== WRITTEN EXERCISE ==
Go through the listing below and list every line with "rejection".

== TASK DATA ==
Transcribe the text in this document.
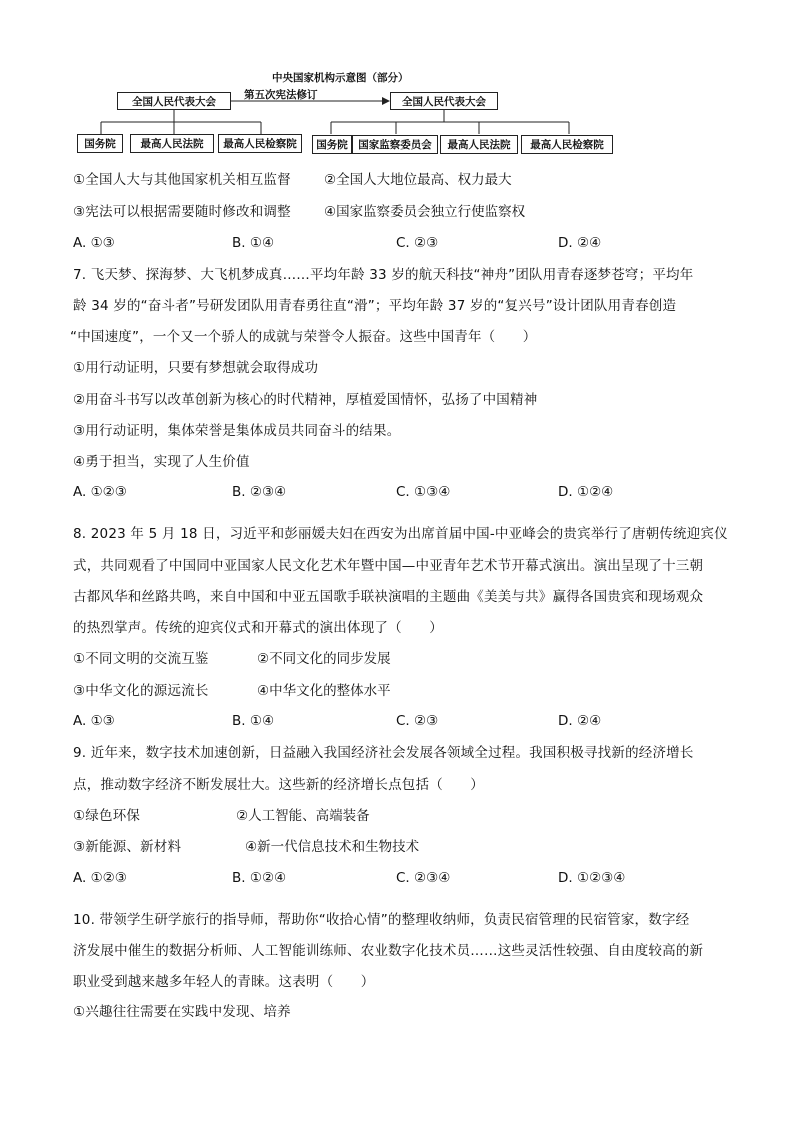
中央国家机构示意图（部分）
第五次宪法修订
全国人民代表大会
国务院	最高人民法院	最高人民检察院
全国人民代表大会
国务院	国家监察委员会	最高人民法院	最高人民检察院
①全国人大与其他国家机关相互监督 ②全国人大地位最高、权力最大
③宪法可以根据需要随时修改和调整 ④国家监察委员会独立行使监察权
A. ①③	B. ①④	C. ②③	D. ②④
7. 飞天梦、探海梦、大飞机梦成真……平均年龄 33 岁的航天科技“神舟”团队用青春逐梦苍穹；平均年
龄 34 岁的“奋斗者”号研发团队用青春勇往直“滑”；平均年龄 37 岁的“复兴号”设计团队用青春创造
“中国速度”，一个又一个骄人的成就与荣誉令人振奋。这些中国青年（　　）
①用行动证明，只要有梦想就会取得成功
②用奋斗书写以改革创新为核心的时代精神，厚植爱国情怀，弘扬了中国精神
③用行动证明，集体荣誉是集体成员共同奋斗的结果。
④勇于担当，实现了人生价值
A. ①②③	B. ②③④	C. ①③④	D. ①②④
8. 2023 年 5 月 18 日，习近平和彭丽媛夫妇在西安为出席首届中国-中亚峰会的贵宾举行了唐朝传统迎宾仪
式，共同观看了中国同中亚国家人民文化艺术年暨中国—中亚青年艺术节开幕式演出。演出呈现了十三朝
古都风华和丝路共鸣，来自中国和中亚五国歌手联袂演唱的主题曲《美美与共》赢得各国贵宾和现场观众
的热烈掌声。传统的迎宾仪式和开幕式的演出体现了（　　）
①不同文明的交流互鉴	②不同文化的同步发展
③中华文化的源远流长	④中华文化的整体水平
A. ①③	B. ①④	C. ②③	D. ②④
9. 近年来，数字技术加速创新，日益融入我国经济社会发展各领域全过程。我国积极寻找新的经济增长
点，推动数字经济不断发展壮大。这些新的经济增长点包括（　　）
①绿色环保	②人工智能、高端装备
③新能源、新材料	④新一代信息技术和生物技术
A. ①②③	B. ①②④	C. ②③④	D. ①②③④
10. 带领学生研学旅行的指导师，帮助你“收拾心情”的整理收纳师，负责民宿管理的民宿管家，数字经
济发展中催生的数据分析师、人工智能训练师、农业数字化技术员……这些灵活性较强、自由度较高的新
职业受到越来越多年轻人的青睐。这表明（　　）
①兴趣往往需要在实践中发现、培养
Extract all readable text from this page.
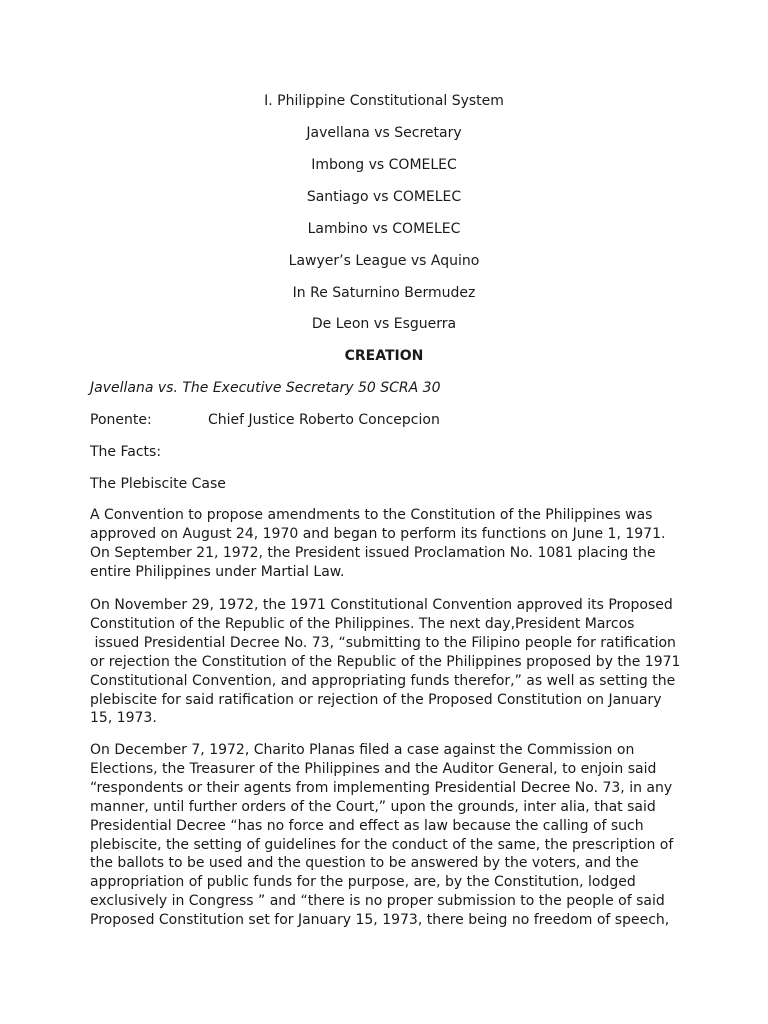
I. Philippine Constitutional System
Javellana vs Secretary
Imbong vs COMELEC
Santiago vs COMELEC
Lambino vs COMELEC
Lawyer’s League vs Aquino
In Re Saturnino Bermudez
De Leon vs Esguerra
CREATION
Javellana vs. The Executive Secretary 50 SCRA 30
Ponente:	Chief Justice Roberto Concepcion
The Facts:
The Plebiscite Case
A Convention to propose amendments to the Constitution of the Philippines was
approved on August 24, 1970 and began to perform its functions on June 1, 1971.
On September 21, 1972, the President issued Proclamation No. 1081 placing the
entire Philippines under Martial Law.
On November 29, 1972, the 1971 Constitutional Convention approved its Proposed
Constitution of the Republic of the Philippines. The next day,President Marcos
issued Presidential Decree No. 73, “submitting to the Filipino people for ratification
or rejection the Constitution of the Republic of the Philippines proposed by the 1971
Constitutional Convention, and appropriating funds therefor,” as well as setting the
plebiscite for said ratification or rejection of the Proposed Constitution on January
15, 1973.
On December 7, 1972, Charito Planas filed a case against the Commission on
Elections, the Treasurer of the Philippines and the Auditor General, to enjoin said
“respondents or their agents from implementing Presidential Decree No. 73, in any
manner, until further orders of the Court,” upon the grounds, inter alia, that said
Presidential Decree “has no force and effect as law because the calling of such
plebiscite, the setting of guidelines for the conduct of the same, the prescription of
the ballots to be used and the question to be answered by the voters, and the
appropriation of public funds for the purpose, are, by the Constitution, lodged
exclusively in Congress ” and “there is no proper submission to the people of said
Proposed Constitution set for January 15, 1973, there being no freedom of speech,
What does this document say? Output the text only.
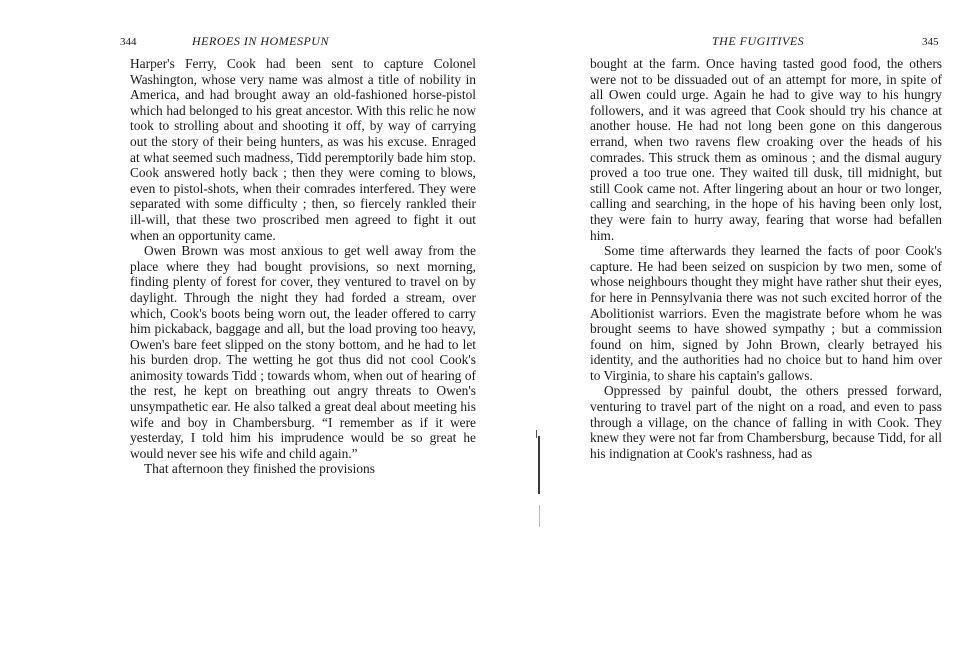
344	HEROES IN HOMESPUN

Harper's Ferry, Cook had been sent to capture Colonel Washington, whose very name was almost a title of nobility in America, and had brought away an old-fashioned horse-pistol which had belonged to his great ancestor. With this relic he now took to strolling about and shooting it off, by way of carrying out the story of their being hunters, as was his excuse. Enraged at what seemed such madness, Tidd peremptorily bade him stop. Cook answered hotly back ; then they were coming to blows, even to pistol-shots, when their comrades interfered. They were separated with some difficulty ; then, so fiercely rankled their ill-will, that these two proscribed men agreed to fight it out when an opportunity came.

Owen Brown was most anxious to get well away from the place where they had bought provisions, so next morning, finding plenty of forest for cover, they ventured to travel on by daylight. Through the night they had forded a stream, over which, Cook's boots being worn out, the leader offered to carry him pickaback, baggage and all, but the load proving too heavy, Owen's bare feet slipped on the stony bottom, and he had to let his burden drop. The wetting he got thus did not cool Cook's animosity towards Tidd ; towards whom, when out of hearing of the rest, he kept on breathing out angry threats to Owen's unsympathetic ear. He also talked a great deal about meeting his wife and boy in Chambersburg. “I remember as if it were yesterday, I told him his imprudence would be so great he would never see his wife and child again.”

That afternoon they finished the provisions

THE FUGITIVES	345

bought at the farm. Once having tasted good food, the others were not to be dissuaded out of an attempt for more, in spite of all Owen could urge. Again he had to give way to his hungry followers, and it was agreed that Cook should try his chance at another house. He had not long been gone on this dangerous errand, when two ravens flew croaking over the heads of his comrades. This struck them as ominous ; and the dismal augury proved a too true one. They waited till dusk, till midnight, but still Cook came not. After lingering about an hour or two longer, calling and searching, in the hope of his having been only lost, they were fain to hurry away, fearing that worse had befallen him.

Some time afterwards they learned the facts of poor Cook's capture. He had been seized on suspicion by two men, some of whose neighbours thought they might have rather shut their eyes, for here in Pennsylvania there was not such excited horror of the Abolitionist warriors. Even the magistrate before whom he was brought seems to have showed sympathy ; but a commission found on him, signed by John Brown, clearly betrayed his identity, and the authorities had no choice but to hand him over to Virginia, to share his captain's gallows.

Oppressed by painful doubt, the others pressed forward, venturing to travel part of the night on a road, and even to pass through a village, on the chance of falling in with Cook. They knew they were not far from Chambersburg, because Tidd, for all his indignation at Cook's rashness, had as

---

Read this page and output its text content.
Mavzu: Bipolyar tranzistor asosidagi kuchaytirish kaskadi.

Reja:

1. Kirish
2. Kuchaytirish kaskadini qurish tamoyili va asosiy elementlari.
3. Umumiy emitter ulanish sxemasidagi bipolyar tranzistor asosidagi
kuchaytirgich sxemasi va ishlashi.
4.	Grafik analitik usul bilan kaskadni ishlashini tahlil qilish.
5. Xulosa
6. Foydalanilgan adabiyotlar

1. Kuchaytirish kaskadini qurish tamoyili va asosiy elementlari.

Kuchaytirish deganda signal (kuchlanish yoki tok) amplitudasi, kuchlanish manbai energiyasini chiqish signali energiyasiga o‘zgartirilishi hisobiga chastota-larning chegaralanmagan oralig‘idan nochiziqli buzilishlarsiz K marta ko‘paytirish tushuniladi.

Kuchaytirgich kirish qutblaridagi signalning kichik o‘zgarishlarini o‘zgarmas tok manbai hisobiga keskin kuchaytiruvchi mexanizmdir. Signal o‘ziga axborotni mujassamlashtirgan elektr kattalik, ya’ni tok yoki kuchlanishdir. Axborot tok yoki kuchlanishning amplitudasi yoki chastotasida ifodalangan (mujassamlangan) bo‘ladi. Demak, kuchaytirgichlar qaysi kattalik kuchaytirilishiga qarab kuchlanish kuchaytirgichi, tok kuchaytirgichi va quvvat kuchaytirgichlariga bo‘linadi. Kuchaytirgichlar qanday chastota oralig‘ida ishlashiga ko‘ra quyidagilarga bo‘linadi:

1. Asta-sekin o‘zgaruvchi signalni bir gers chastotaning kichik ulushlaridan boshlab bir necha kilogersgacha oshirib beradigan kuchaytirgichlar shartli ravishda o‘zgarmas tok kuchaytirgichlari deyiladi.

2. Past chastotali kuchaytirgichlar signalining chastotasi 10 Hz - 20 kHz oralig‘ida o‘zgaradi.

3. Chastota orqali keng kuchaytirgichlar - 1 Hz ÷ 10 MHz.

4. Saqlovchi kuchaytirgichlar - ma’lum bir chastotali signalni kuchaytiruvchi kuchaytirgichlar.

== FULL ANSWER ==
or rejection the Constitution of the Republic of the Philippines proposed by the 1971
plebiscite for said ratification or rejection of the Proposed Constitution on January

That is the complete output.